**Do this**
Find all the lines with "JSON" and gather them.

[Start of Information given]

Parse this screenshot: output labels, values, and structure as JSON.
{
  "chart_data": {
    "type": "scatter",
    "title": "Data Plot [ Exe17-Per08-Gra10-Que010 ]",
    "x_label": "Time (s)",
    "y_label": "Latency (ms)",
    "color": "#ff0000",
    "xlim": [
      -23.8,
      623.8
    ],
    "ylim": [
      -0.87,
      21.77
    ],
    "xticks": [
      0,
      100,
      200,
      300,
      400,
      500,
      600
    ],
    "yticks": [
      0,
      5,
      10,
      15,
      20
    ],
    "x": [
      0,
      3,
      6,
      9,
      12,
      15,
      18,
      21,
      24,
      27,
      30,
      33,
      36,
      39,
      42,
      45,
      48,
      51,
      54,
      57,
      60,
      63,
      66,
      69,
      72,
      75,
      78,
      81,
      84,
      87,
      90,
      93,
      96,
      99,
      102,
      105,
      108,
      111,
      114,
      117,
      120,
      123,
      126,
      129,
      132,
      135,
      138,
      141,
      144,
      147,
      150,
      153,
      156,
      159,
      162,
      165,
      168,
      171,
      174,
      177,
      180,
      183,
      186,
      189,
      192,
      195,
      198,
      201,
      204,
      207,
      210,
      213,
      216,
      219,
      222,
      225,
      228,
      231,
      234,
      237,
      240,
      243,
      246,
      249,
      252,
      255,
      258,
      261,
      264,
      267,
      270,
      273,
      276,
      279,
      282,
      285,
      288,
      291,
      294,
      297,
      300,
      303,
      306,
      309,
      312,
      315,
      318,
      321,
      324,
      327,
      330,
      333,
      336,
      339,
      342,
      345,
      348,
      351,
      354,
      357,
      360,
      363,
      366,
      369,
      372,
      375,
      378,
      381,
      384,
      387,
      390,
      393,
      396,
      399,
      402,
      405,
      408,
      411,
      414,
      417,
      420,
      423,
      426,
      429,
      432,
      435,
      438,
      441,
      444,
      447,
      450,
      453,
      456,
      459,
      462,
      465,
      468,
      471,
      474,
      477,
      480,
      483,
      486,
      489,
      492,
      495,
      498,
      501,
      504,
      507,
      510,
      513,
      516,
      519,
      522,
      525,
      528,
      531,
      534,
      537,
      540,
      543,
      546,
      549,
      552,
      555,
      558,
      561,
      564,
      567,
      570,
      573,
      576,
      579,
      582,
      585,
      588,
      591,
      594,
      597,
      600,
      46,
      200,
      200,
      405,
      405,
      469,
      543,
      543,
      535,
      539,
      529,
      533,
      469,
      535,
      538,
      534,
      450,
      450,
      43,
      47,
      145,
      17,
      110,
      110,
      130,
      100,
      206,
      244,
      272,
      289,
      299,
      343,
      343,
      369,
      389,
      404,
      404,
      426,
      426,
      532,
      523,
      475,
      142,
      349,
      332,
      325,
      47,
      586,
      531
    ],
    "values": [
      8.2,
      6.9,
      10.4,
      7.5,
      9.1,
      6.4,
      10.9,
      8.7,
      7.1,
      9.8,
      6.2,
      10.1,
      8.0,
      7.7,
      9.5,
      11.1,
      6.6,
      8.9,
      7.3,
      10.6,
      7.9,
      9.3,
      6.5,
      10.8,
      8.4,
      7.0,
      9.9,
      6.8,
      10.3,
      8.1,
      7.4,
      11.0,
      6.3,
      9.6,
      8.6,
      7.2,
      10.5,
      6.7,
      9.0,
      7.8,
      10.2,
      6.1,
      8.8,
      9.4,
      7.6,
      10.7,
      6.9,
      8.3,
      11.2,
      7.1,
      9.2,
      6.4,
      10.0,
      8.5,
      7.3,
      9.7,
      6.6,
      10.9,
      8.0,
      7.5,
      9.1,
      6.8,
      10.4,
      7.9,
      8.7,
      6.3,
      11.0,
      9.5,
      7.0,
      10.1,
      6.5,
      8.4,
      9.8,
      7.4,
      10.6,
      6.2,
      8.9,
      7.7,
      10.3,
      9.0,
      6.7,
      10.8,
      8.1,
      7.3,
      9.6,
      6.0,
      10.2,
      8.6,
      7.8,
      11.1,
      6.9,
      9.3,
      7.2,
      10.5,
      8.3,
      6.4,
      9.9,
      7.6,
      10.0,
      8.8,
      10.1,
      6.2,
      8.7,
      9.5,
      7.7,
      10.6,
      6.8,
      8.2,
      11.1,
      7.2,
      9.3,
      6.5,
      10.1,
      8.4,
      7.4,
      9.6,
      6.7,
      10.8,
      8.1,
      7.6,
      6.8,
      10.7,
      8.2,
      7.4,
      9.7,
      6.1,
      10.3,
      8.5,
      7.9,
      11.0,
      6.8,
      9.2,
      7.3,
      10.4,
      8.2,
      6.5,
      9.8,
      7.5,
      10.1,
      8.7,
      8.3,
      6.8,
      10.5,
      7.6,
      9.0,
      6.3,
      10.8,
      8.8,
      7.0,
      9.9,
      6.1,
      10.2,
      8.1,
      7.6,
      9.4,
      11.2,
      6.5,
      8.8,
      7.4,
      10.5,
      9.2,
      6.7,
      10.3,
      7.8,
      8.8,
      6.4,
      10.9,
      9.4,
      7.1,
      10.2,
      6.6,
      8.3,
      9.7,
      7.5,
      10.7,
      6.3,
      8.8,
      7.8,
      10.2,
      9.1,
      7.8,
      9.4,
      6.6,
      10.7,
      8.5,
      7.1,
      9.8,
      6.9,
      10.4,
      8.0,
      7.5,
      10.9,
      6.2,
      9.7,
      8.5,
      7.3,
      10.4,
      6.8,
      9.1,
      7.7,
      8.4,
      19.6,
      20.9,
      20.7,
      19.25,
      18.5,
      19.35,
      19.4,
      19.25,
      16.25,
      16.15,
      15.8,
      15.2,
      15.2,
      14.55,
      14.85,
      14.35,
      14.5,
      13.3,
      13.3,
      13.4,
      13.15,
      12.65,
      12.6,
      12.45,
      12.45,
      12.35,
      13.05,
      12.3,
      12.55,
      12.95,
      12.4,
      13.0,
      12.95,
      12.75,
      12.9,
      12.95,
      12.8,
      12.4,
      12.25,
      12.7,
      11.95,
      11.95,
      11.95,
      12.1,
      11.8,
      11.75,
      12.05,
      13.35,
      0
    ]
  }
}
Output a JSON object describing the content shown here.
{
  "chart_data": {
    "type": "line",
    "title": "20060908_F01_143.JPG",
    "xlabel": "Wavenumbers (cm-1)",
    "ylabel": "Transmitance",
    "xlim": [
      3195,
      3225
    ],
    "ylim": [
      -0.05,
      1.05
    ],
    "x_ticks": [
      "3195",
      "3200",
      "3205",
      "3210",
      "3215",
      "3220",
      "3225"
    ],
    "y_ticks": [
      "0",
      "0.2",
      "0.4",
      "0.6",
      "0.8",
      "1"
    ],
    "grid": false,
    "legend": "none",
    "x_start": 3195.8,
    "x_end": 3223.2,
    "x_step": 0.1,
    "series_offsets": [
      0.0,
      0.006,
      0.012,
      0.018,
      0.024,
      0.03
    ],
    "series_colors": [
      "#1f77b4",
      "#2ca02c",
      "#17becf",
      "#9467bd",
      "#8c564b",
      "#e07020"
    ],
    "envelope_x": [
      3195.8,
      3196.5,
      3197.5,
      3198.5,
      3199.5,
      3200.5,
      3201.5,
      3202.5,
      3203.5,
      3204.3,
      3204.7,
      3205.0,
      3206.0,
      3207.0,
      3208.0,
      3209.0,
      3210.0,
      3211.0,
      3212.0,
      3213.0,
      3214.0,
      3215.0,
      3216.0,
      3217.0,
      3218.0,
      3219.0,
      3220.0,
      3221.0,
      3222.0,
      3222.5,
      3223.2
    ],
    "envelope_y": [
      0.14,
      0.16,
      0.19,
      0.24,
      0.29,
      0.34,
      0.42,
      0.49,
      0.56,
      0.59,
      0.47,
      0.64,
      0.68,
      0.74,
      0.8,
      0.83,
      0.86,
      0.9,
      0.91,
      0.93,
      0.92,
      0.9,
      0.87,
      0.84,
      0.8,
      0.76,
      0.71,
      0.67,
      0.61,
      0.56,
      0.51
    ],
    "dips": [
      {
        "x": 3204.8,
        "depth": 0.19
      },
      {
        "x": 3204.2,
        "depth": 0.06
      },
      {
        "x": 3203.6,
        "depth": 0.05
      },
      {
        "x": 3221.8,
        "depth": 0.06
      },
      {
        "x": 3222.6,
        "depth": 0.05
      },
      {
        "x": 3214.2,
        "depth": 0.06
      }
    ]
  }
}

[End of Information given]

**The result**
Parse this screenshot: output labels, values, and structure as JSON.
Output a JSON object describing the content shown here.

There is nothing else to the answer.